- WHAT YOU HAVE TO DO
Find the line containing "Reverse-engineer this chart into JSON." in the entries; transcribe it and all remaining lines through the end, exactly as they appear, but not the pictures.

* begin RECORD LIST *

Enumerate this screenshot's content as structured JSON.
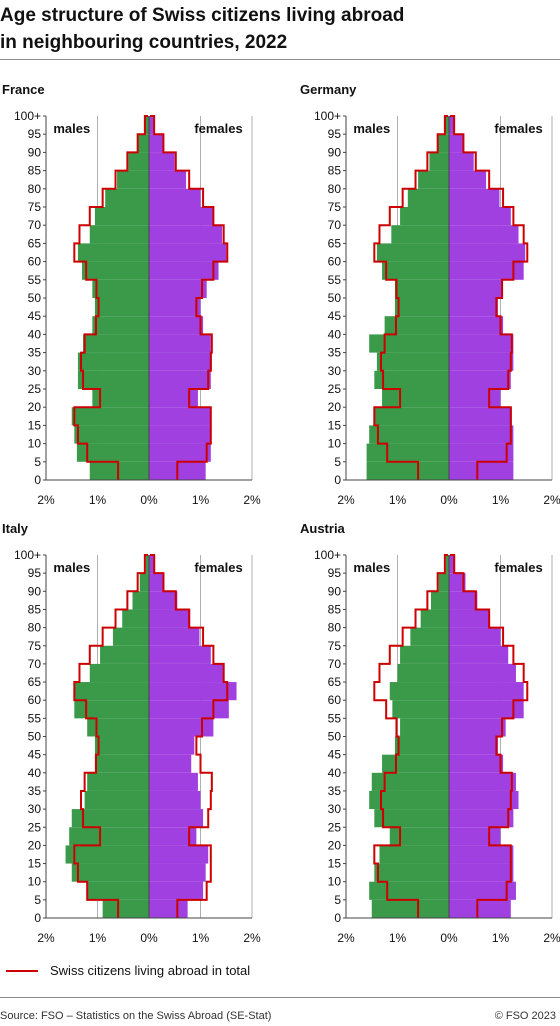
{
  "header": {
    "title_line1": "Age structure of Swiss citizens living abroad",
    "title_line2": "in neighbouring countries, 2022"
  },
  "colors": {
    "males": "#3a9a4a",
    "females": "#a040e0",
    "total_line": "#cc0000",
    "grid": "#b0b0b0",
    "axis": "#444444"
  },
  "legend": {
    "total_label": "Swiss citizens living abroad in total"
  },
  "footer": {
    "source": "Source: FSO – Statistics on the Swiss Abroad (SE-Stat)",
    "copyright": "© FSO 2023"
  },
  "chart_data": [
    {
      "type": "population-pyramid",
      "title": "France",
      "left_label": "males",
      "right_label": "females",
      "y_tick_labels": [
        "0",
        "5",
        "10",
        "15",
        "20",
        "25",
        "30",
        "35",
        "40",
        "45",
        "50",
        "55",
        "60",
        "65",
        "70",
        "75",
        "80",
        "85",
        "90",
        "95",
        "100+"
      ],
      "x_tick_labels": [
        "2%",
        "1%",
        "0%",
        "1%",
        "2%"
      ],
      "xlim_percent": [
        -2,
        2
      ],
      "age_groups": [
        0,
        5,
        10,
        15,
        20,
        25,
        30,
        35,
        40,
        45,
        50,
        55,
        60,
        65,
        70,
        75,
        80,
        85,
        90,
        95,
        100
      ],
      "male_percent": [
        1.15,
        1.4,
        1.45,
        1.5,
        1.1,
        1.38,
        1.38,
        1.28,
        1.1,
        1.05,
        1.1,
        1.3,
        1.38,
        1.15,
        1.05,
        0.85,
        0.62,
        0.4,
        0.22,
        0.08,
        0.02
      ],
      "female_percent": [
        1.1,
        1.2,
        1.2,
        1.2,
        0.95,
        1.2,
        1.22,
        1.2,
        1.05,
        1.0,
        1.12,
        1.35,
        1.5,
        1.42,
        1.25,
        1.0,
        0.72,
        0.5,
        0.27,
        0.1,
        0.02
      ],
      "total_male_percent": [
        0.6,
        1.2,
        1.38,
        1.45,
        0.95,
        1.28,
        1.32,
        1.25,
        1.03,
        0.98,
        1.02,
        1.22,
        1.45,
        1.35,
        1.15,
        0.9,
        0.65,
        0.42,
        0.22,
        0.08,
        0.02
      ],
      "total_female_percent": [
        0.55,
        1.12,
        1.2,
        1.2,
        0.78,
        1.15,
        1.2,
        1.22,
        1.0,
        0.92,
        1.03,
        1.25,
        1.52,
        1.45,
        1.25,
        1.05,
        0.78,
        0.52,
        0.28,
        0.1,
        0.02
      ]
    },
    {
      "type": "population-pyramid",
      "title": "Germany",
      "left_label": "males",
      "right_label": "females",
      "y_tick_labels": [
        "0",
        "5",
        "10",
        "15",
        "20",
        "25",
        "30",
        "35",
        "40",
        "45",
        "50",
        "55",
        "60",
        "65",
        "70",
        "75",
        "80",
        "85",
        "90",
        "95",
        "100+"
      ],
      "x_tick_labels": [
        "2%",
        "1%",
        "0%",
        "1%",
        "2%"
      ],
      "xlim_percent": [
        -2,
        2
      ],
      "age_groups": [
        0,
        5,
        10,
        15,
        20,
        25,
        30,
        35,
        40,
        45,
        50,
        55,
        60,
        65,
        70,
        75,
        80,
        85,
        90,
        95,
        100
      ],
      "male_percent": [
        1.6,
        1.6,
        1.55,
        1.45,
        1.3,
        1.45,
        1.4,
        1.55,
        1.25,
        1.05,
        1.05,
        1.3,
        1.4,
        1.12,
        0.95,
        0.8,
        0.6,
        0.38,
        0.22,
        0.08,
        0.02
      ],
      "female_percent": [
        1.25,
        1.25,
        1.25,
        1.22,
        1.0,
        1.2,
        1.25,
        1.25,
        1.05,
        0.95,
        1.05,
        1.45,
        1.48,
        1.35,
        1.2,
        0.98,
        0.72,
        0.48,
        0.28,
        0.1,
        0.02
      ],
      "total_male_percent": [
        0.6,
        1.2,
        1.38,
        1.45,
        0.95,
        1.28,
        1.32,
        1.25,
        1.03,
        0.98,
        1.02,
        1.22,
        1.45,
        1.35,
        1.15,
        0.9,
        0.65,
        0.42,
        0.22,
        0.08,
        0.02
      ],
      "total_female_percent": [
        0.55,
        1.12,
        1.2,
        1.2,
        0.78,
        1.15,
        1.2,
        1.22,
        1.0,
        0.92,
        1.03,
        1.25,
        1.52,
        1.45,
        1.25,
        1.05,
        0.78,
        0.52,
        0.28,
        0.1,
        0.02
      ]
    },
    {
      "type": "population-pyramid",
      "title": "Italy",
      "left_label": "males",
      "right_label": "females",
      "y_tick_labels": [
        "0",
        "5",
        "10",
        "15",
        "20",
        "25",
        "30",
        "35",
        "40",
        "45",
        "50",
        "55",
        "60",
        "65",
        "70",
        "75",
        "80",
        "85",
        "90",
        "95",
        "100+"
      ],
      "x_tick_labels": [
        "2%",
        "1%",
        "0%",
        "1%",
        "2%"
      ],
      "xlim_percent": [
        -2,
        2
      ],
      "age_groups": [
        0,
        5,
        10,
        15,
        20,
        25,
        30,
        35,
        40,
        45,
        50,
        55,
        60,
        65,
        70,
        75,
        80,
        85,
        90,
        95,
        100
      ],
      "male_percent": [
        0.9,
        1.2,
        1.5,
        1.62,
        1.55,
        1.5,
        1.25,
        1.2,
        1.05,
        1.05,
        1.2,
        1.45,
        1.45,
        1.15,
        0.95,
        0.7,
        0.52,
        0.32,
        0.18,
        0.06,
        0.02
      ],
      "female_percent": [
        0.75,
        1.05,
        1.1,
        1.15,
        0.92,
        1.05,
        1.0,
        0.95,
        0.82,
        0.88,
        1.25,
        1.55,
        1.7,
        1.45,
        1.2,
        0.98,
        0.8,
        0.55,
        0.3,
        0.12,
        0.03
      ],
      "total_male_percent": [
        0.6,
        1.2,
        1.38,
        1.45,
        0.95,
        1.28,
        1.32,
        1.25,
        1.03,
        0.98,
        1.02,
        1.22,
        1.45,
        1.35,
        1.15,
        0.9,
        0.65,
        0.42,
        0.22,
        0.08,
        0.02
      ],
      "total_female_percent": [
        0.55,
        1.12,
        1.2,
        1.2,
        0.78,
        1.15,
        1.2,
        1.22,
        1.0,
        0.92,
        1.03,
        1.25,
        1.52,
        1.45,
        1.25,
        1.05,
        0.78,
        0.52,
        0.28,
        0.1,
        0.02
      ]
    },
    {
      "type": "population-pyramid",
      "title": "Austria",
      "left_label": "males",
      "right_label": "females",
      "y_tick_labels": [
        "0",
        "5",
        "10",
        "15",
        "20",
        "25",
        "30",
        "35",
        "40",
        "45",
        "50",
        "55",
        "60",
        "65",
        "70",
        "75",
        "80",
        "85",
        "90",
        "95",
        "100+"
      ],
      "x_tick_labels": [
        "2%",
        "1%",
        "0%",
        "1%",
        "2%"
      ],
      "xlim_percent": [
        -2,
        2
      ],
      "age_groups": [
        0,
        5,
        10,
        15,
        20,
        25,
        30,
        35,
        40,
        45,
        50,
        55,
        60,
        65,
        70,
        75,
        80,
        85,
        90,
        95,
        100
      ],
      "male_percent": [
        1.5,
        1.55,
        1.45,
        1.35,
        1.15,
        1.45,
        1.55,
        1.5,
        1.3,
        1.05,
        0.95,
        1.1,
        1.15,
        1.0,
        0.95,
        0.75,
        0.55,
        0.35,
        0.2,
        0.06,
        0.02
      ],
      "female_percent": [
        1.2,
        1.3,
        1.25,
        1.25,
        1.0,
        1.25,
        1.35,
        1.3,
        1.05,
        0.95,
        1.1,
        1.45,
        1.45,
        1.3,
        1.15,
        1.0,
        0.78,
        0.55,
        0.32,
        0.12,
        0.03
      ],
      "total_male_percent": [
        0.6,
        1.2,
        1.38,
        1.45,
        0.95,
        1.28,
        1.32,
        1.25,
        1.03,
        0.98,
        1.02,
        1.22,
        1.45,
        1.35,
        1.15,
        0.9,
        0.65,
        0.42,
        0.22,
        0.08,
        0.02
      ],
      "total_female_percent": [
        0.55,
        1.12,
        1.2,
        1.2,
        0.78,
        1.15,
        1.2,
        1.22,
        1.0,
        0.92,
        1.03,
        1.25,
        1.52,
        1.45,
        1.25,
        1.05,
        0.78,
        0.52,
        0.28,
        0.1,
        0.02
      ]
    }
  ]
}
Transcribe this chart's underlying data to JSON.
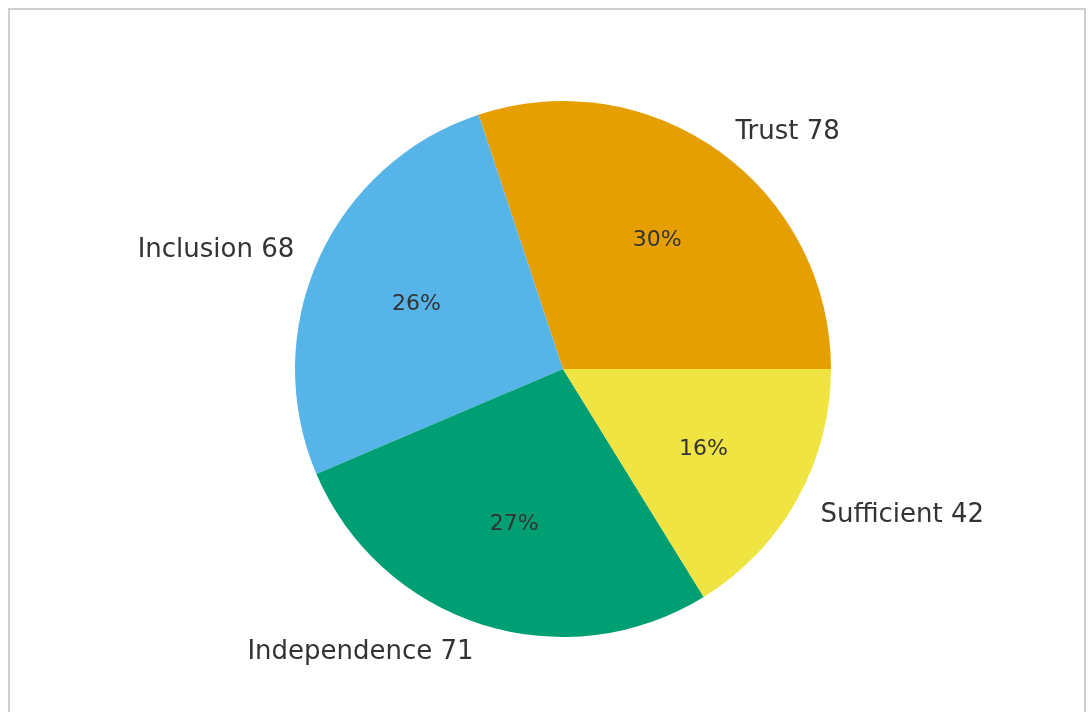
{
  "chart_data": {
    "type": "pie",
    "categories": [
      "Trust 78",
      "Inclusion 68",
      "Independence 71",
      "Sufficient 42"
    ],
    "values": [
      30.1,
      26.3,
      27.4,
      16.2
    ],
    "colors": [
      "#e69f00",
      "#56b4e9",
      "#009e73",
      "#f0e442"
    ],
    "value_labels": [
      "30%",
      "26%",
      "27%",
      "16%"
    ]
  }
}
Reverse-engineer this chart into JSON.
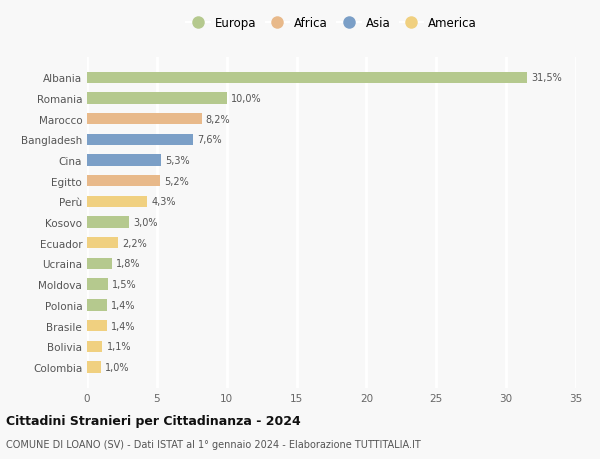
{
  "countries": [
    "Albania",
    "Romania",
    "Marocco",
    "Bangladesh",
    "Cina",
    "Egitto",
    "Perù",
    "Kosovo",
    "Ecuador",
    "Ucraina",
    "Moldova",
    "Polonia",
    "Brasile",
    "Bolivia",
    "Colombia"
  ],
  "values": [
    31.5,
    10.0,
    8.2,
    7.6,
    5.3,
    5.2,
    4.3,
    3.0,
    2.2,
    1.8,
    1.5,
    1.4,
    1.4,
    1.1,
    1.0
  ],
  "labels": [
    "31,5%",
    "10,0%",
    "8,2%",
    "7,6%",
    "5,3%",
    "5,2%",
    "4,3%",
    "3,0%",
    "2,2%",
    "1,8%",
    "1,5%",
    "1,4%",
    "1,4%",
    "1,1%",
    "1,0%"
  ],
  "continents": [
    "Europa",
    "Europa",
    "Africa",
    "Asia",
    "Asia",
    "Africa",
    "America",
    "Europa",
    "America",
    "Europa",
    "Europa",
    "Europa",
    "America",
    "America",
    "America"
  ],
  "colors": {
    "Europa": "#b5c98e",
    "Africa": "#e8b98a",
    "Asia": "#7b9fc7",
    "America": "#f0d080"
  },
  "legend_order": [
    "Europa",
    "Africa",
    "Asia",
    "America"
  ],
  "title": "Cittadini Stranieri per Cittadinanza - 2024",
  "subtitle": "COMUNE DI LOANO (SV) - Dati ISTAT al 1° gennaio 2024 - Elaborazione TUTTITALIA.IT",
  "xlim": [
    0,
    35
  ],
  "xticks": [
    0,
    5,
    10,
    15,
    20,
    25,
    30,
    35
  ],
  "background_color": "#f8f8f8",
  "grid_color": "#ffffff",
  "bar_height": 0.55
}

* end RECORD LIST *

- ANSWER TO THIS PROBLEM
Reverse-engineer this chart into JSON.
{
  "countries": [
    "Albania",
    "Romania",
    "Marocco",
    "Bangladesh",
    "Cina",
    "Egitto",
    "Perù",
    "Kosovo",
    "Ecuador",
    "Ucraina",
    "Moldova",
    "Polonia",
    "Brasile",
    "Bolivia",
    "Colombia"
  ],
  "values": [
    31.5,
    10.0,
    8.2,
    7.6,
    5.3,
    5.2,
    4.3,
    3.0,
    2.2,
    1.8,
    1.5,
    1.4,
    1.4,
    1.1,
    1.0
  ],
  "labels": [
    "31,5%",
    "10,0%",
    "8,2%",
    "7,6%",
    "5,3%",
    "5,2%",
    "4,3%",
    "3,0%",
    "2,2%",
    "1,8%",
    "1,5%",
    "1,4%",
    "1,4%",
    "1,1%",
    "1,0%"
  ],
  "continents": [
    "Europa",
    "Europa",
    "Africa",
    "Asia",
    "Asia",
    "Africa",
    "America",
    "Europa",
    "America",
    "Europa",
    "Europa",
    "Europa",
    "America",
    "America",
    "America"
  ],
  "colors": {
    "Europa": "#b5c98e",
    "Africa": "#e8b98a",
    "Asia": "#7b9fc7",
    "America": "#f0d080"
  },
  "legend_order": [
    "Europa",
    "Africa",
    "Asia",
    "America"
  ],
  "title": "Cittadini Stranieri per Cittadinanza - 2024",
  "subtitle": "COMUNE DI LOANO (SV) - Dati ISTAT al 1° gennaio 2024 - Elaborazione TUTTITALIA.IT",
  "xlim": [
    0,
    35
  ],
  "xticks": [
    0,
    5,
    10,
    15,
    20,
    25,
    30,
    35
  ],
  "background_color": "#f8f8f8",
  "grid_color": "#ffffff",
  "bar_height": 0.55
}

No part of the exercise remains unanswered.